┌─ Entries

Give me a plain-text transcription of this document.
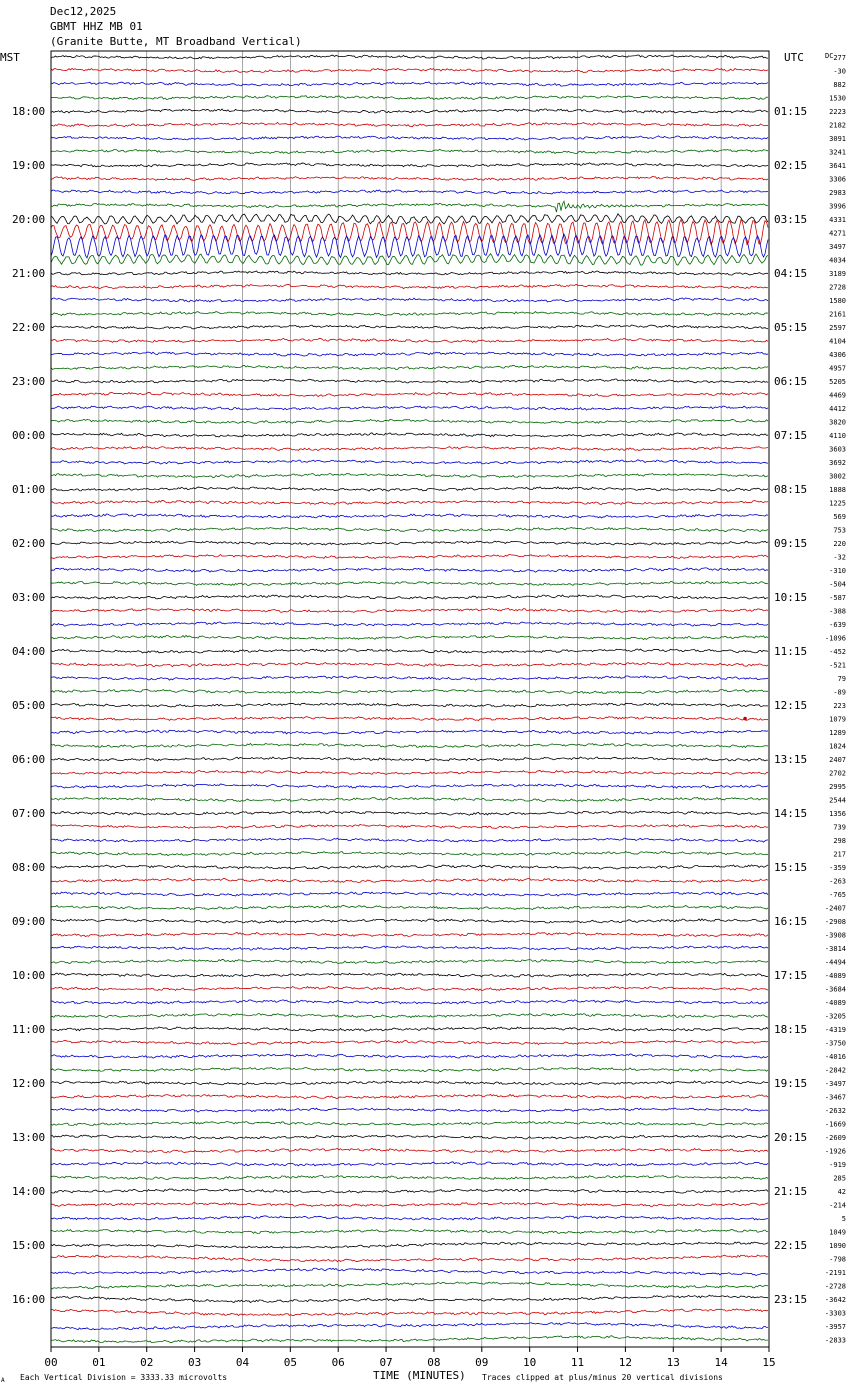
Dec12,2025
GBMT HHZ MB 01
(Granite Butte, MT Broadband Vertical)
00	01	02	03	04	05	06	07	08	09	10	11	12	13	14	15
277
-30
882
1530
2223
2182
3091
3241
3641
3306
2983
3996
4331
4271
3497
4034
3189
2728
1580
2161
2597
4104
4306
4957
5205
4469
4412
3820
4110
3603
3692
3002
1888
1225
569
753
220
-32
-310
-504
-587
-388
-639
-1096
-452
-521
79
-89
223
1079
1289
1824
2407
2702
2995
2544
1356
739
298
217
-359
-263
-765
-2407
-2908
-3908
-3814
-4494
-4089
-3684
-4089
-3205
-4319
-3750
-4016
-2842
-3497
-3467
-2632
-1669
-2609
-1926
-919
285
42
-214
5
1049
1090
-798
-2191
-2728
-3642
-3303
-3957
-2833
18:00
19:00
20:00
21:00
22:00
23:00
00:00
01:00
02:00
03:00
04:00
05:00
06:00
07:00
08:00
09:00
10:00
11:00
12:00
13:00
14:00
15:00
16:00
01:15
02:15
03:15
04:15
05:15
06:15
07:15
08:15
09:15
10:15
11:15
12:15
13:15
14:15
15:15
16:15
17:15
18:15
19:15
20:15
21:15
22:15
23:15
MST	UTC	DC
TIME (MINUTES)
Each Vertical Division = 3333.33 microvolts	Traces clipped at plus/minus 20 vertical divisions
A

└─

=== Goal ===
Copy every line of the entries above in which "Vertical" occurs.

=== Answer to this exercise ===
(Granite Butte, MT Broadband Vertical)
Each Vertical Division = 3333.33 microvolts	Traces clipped at plus/minus 20 vertical divisions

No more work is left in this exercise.